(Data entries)
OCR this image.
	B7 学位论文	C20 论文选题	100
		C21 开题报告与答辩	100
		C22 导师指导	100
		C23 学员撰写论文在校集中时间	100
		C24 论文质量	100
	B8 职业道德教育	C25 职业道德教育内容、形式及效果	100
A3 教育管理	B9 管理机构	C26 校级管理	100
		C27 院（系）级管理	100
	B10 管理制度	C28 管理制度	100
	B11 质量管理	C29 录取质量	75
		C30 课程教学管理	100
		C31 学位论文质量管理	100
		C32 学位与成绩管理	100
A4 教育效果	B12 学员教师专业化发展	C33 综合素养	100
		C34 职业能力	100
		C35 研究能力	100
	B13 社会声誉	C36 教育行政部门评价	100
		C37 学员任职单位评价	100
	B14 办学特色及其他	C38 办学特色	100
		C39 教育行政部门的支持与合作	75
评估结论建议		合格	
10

## AIM OF THE TASK
Write out all of the records once more, exactly.

## SOLVED PROBLEM
OCR this image.
	B7 学位论文	C20 论文选题	100
		C21 开题报告与答辩	100
		C22 导师指导	100
		C23 学员撰写论文在校集中时间	100
		C24 论文质量	100
	B8 职业道德教育	C25 职业道德教育内容、形式及效果	100
A3 教育管理	B9 管理机构	C26 校级管理	100
		C27 院（系）级管理	100
	B10 管理制度	C28 管理制度	100
	B11 质量管理	C29 录取质量	75
		C30 课程教学管理	100
		C31 学位论文质量管理	100
		C32 学位与成绩管理	100
A4 教育效果	B12 学员教师专业化发展	C33 综合素养	100
		C34 职业能力	100
		C35 研究能力	100
	B13 社会声誉	C36 教育行政部门评价	100
		C37 学员任职单位评价	100
	B14 办学特色及其他	C38 办学特色	100
		C39 教育行政部门的支持与合作	75
评估结论建议		合格	
10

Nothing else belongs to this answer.